- [Written problem]
Read the records and gather each line that includes "中央军委主席习近平发表重要讲话".
Start of Records supplied
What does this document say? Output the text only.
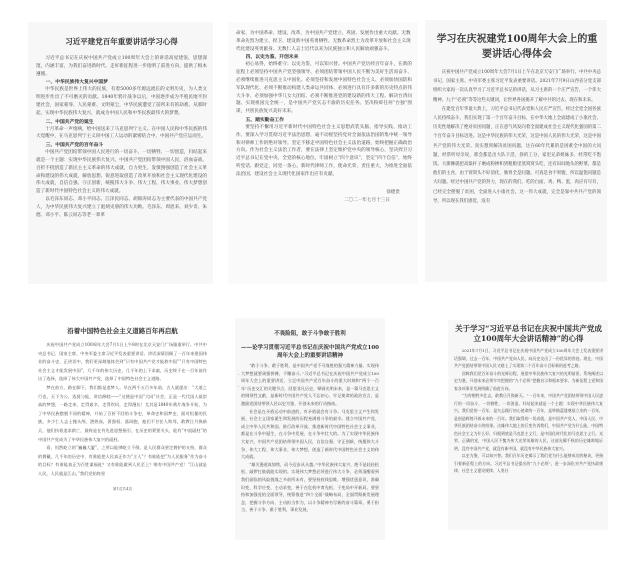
习近平建党百年重要讲话学习心得

习近平总书记在庆祝中国共产党成立100周年大会上的讲话高屋建瓴、思想深邃，内涵丰富，为我们奋进新时代、走好新征程进一步指明了前进方向、提供了根本遵循。

一、中华民族伟大复兴中国梦

中华民族是世界上伟大的民族，有着5000多年源远流长的文明历史，为人类文明进步作出了不可磨灭的贡献。1840年鸦片战争以后，中国逐步成为半殖民地半封建社会，国家蒙辱、人民蒙难、文明蒙尘，中华民族遭受了前所未有的劫难。从那时起，实现中华民族伟大复兴，就成为中国人民和中华民族最伟大的梦想。

二、中国共产党的诞生

十月革命一声炮响，给中国送来了马克思列宁主义。在中国人民和中华民族的伟大觉醒中，在马克思列宁主义同中国工人运动的紧密结合中，中国共产党应运而生。

三、中国共产党的百年奋斗

中国共产党团结带领中国人民进行的一切奋斗、一切牺牲、一切创造，归结起来就是一个主题：实现中华民族伟大复兴。中国共产党团结带领中国人民，浴血奋战、百折不挠创造了新民主主义革命的伟大成就，自力更生、发愤图强创造了社会主义革命和建设的伟大成就，解放思想、锐意进取创造了改革开放和社会主义现代化建设的伟大成就，自信自强、守正创新，统揽伟大斗争、伟大工程、伟大事业、伟大梦想创造了新时代中国特色社会主义的伟大成就。

以毛泽东同志、邓小平同志、江泽民同志、胡锦涛同志为主要代表的中国共产党人，为中华民族伟大复兴建立了彪炳史册的伟大功勋。毛泽东、周恩来、刘少奇、朱德、邓小平、陈云同志等老一辈革

命家，为中国革命、建设、改革，为中国共产党建立、巩固、发展作出重大贡献。无数革命先烈为建立、捍卫、建设新中国英勇牺牲。无数革命烈士为改革开放和社会主义现代化建设英勇献身。无数仁人志士近代以来为民族独立和人民解放顽强奋斗。

四、以史为鉴、开创未来

初心易得，始终难守；以史为鉴，可以知兴替。中国共产党历经百年奋斗，在新的征程上必须坚持中国共产党坚强领导、必须团结带领中国人民不断为美好生活而奋斗、必须继续推进马克思主义中国化、必须坚持和发展中国特色社会主义、必须加快国防和军队现代化、必须不断推动构建人类命运共同体、必须进行具有许多新的历史特点的伟大斗争、必须加强中华儿女大团结、必须不断推进党的建设新的伟大工程。解决台湾问题、实现祖国完全统一，是中国共产党矢志不渝的历史任务。坚决粉碎任何“台独”图谋，共创民族复兴美好未来。

五、踏实勤奋工作

要坚持不懈用习近平新时代中国特色社会主义思想武装头脑、指导实践、推动工作。要深入学习贯彻习近平法治思想，毫不动摇坚持党对全面依法治国的集中统一领导和对律师工作的绝对领导。坚定不移走中国特色社会主义法治道路，始终把握正确政治方向。作为社会主义法治工作者，要在法律上坚定维护党中央的领导核心，坚决捍卫习近平总书记在党中央、全党的核心地位。牢固树立“四个意识”，坚定“四个自信”，始终听党话、跟党走，同党一条心。新时代律师工作，使命光荣，责任重大，为推进全面依法治国、建设社会主义现代化国家作出应有贡献。

徐德贵
二〇二一年七月十三日
学习在庆祝建党100周年大会上的重要讲话心得体会

庆祝中国共产党成立100周年大会7月1日上午在北京天安门广场举行。中共中央总书记、国家主席、中央军委主席习近平发表重要讲话。2021年7月9日山西省分党支部组织大家再一次认真学习了习近平总书记的讲话，从习主席的一个庄严宣告、一个伟大精神、九个“必须”等等这些关键词，让世界各国揭开了解中共的过去、现在和未来。

在建党百年华诞大典上，习近平总书记代表党和人民庄严宣告，经过全党全国各族人民持续奋斗，我们实现了第一个百年奋斗目标，在中华大地上全面建成了小康社会，历史性地解决了绝对贫困问题，正在意气风发向着全面建成社会主义现代化强国的第二个百年奋斗目标迈进。这是中华民族的伟大光荣，这是中国人民的伟大光荣，这是中国共产党的伟大光荣。真实想到解决贫困问题，这在60年代累的是困难全中国的大问题，经常听母亲说，那会都是出大队干活，挣的工分，家里兄弟姐妹多，经常吃不饱饭。大街摊就把高粱秆子磨成粉掺和到粗粮里蒸窝窝头吃，还有田间地头的野菜，都是他们的主食，由于窝窝头不好消化，肠胃全是问题。可真是食不果腹，所以温饱问题是大问题。经过中国共产党的努力，现在的我们，吃的白面，鸡、鸭、蛋，肉应有尽有，已经完全摆脱了贫困，全面进入小康社会。这一伟大成就，完全是靠中共共产党的领导，所以现在我们感觉，没有

沿着中国特色社会主义道路百年再启航

庆祝中国共产党成立100周年大会7月1日上午8时在北京天安门广场隆重举行。中共中央总书记、国家主席、中央军委主席习近平发表重要讲话。讲话深情回顾了一百年来建国伟业的奋斗史，正讲话中，我们更深刻地体会到“只有中国共产党才能救中国”“只有中国特色社会主义才能发展中国”，几千年的伟大历史，几千年的上下求索，历史终于在一百年前作出了选择，选择了伟大中国共产党，选择了中国特色社会主义道路。

梦在前方，路在脚下，我们都是追梦人。早在两千五百多年前，古人就提出：“大道之行也，天下为公，选贤与能，讲信修睦——”这便是中国“大同”社会，正是一代代国人最崇高的梦想，一路走来，走得艰辛，走得坎坷，走得漫长！尤其是1840年鸦片战争开始，为了中华民族摆脱不屈的精神，开始了百折不回的斗争史，革命史和国梦史，面对恒暴的民族，多少仁人志士抛头颅、洒热血，著强权、落同胞，他们不甘任人欺辱，敢教日月换新天，他们执着追求救亡，最终是在有先进思想指引，在历史的紧要关头，能有“中流砥柱”的中国共产党成为了中华民族伟大复兴的砥柱。

看，岿然屹立的“巍巍大厦”，之所以能够屹立不倒，是人民群众坚定拥护的支持，群众的拥戴，几千年的历史中，有谁能把人民真正作为“主人”？有谁能把“为人民服务”作为奋斗的目标？有谁能真正为百姓谋福祉？又有谁能做到人民至上？唯有中国共产党！“江山就是人民，人民就是江山。”我们党始终坚

第1页共4页
不畏险阻，敢于斗争敢于胜利
——论学习贯彻习近平总书记在庆祝中国共产党成立100周年大会上的重要讲话精神

“敢于斗争、敢于胜利，是中国共产党不可战胜的强大精神力量。实现伟大梦想就要顽强拼搏、不懈奋斗。”习近平总书记在庆祝中国共产党成立100周年大会上的重要讲话，立足中国共产党百年奋斗的重大时刻和“两个一百年”历史交汇的关键节点，回望非凡历史，擘画光明未来，是一篇马克思主义的纲领性文献，是新时代中国共产党人不忘初心、牢记使命的政治宣言，是激励党团结带领人民以史为鉴、开创未来的行动指南。

社会是在矛盾运动中前进的，有矛盾就会有斗争。马克思主义产生和发展、社会主义国家诞生和发展的历程充满着斗争的艰辛。建立中国共产党、成立中华人民共和国、推行改革开放、推进新时代中国特色社会主义事业，都是在斗争中诞生、在斗争中发展、在斗争中壮大的。为了实现中华民族伟大复兴，中国共产党团结带领中国人民，自信自强、守正创新，统揽伟大斗争、伟大工程、伟大事业、伟大梦想，创造了新时代中国特色社会主义的伟大成就。

“雄关漫道真如铁，而今迈步从头越。”中华民族伟大复兴，绝不是轻轻松松、敲锣打鼓就能实现的。实现伟大梦想必须进行伟大斗争，必须清醒看到我们面临的风险挑战之多前所未有，要坚持底线思维，增强忧患意识，准确识变、科学应变、主动求变，善于在危机中育先机、于变局中开新局。要坚持和加强党的全面领导，统筹推进“四个全面”战略布局，全面贯彻新发展理念，把握斗争方向、主动担当作为，以斗争精神书写新的奋斗篇章，勇于担当、善于斗争、敢于胜利，事业发展。

·
·
关于学习“习近平总书记在庆祝中国共产党成立100周年大会讲话精神”的心得

2021年7月1日，习近平总书记在庆祝中国共产党成立100周年大会上发表重要讲话强调，过去一百年，中国共产党向人民、向历史交出了一份优异的答卷。现在，中国共产党团结带领中国人民又踏上了实现第二个百年奋斗目标新的赶考之路。

回眸我们党百年奋斗的光辉历程，展望中华民族伟大复兴的光明前景，系统阐述以史为鉴，开创未来必须牢牢把握的“九个必须”把握启示和根本要求，为新征程上党和国家各项事业发展明确了前进方向。

“为有牺牲多壮志，敢教日月换新天。”一百年来，中国共产党团结带领中国人民进行的一切奋斗、一切牺牲、一切创造，归结起来就是一个主题：实现中华民族伟大复兴。我们党的一百年，是矢志践行初心使命的一百年，是筚路蓝缕奠基立业的一百年，是创造辉煌开辟未来的一百年。我们取得的一切成就，是中国共产党人、中国人民、中华民族团结奋斗的结果。这雄伟大地上的巨变告诉我们，中国共产党为什么能，中国特色社会主义为什么好，归根到底是马克思主义行，是中国化时代化的马克思主义行。光荣、正确的党，中国人民不愧为伟大光荣英雄的人民。这部光耀千秋的历史雄辩地证明，没有中国共产党，就没有新中国，就没有中华民族伟大复兴。

以史为鉴，可以知兴替。我们百年历史揭示了我们党为什么能够成功的秘诀，更指引着新征程上的方向。习近平总书记提出的“九个必须”，进一步深化对共产党执政规律、社会主义建设规律、人类社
End of Records supplied
- [Solution to this problem]
庆祝中国共产党成立100周年大会7月1日上午在北京天安门广场举行。中共中央总书记、国家主席、中央军委主席习近平发表重要讲话。2021年7月9日山西省分党支部组织大家再一次认真学习了习近平总书记的讲话，从习主席的一个庄严宣告、一个伟大精神、九个“必须”等等这些关键词，让世界各国揭开了解中共的过去、现在和未来。
庆祝中国共产党成立100周年大会7月1日上午8时在北京天安门广场隆重举行。中共中央总书记、国家主席、中央军委主席习近平发表重要讲话。讲话深情回顾了一百年来建国伟业的奋斗史，正讲话中，我们更深刻地体会到“只有中国共产党才能救中国”“只有中国特色社会主义才能发展中国”，几千年的伟大历史，几千年的上下求索，历史终于在一百年前作出了选择，选择了伟大中国共产党，选择了中国特色社会主义道路。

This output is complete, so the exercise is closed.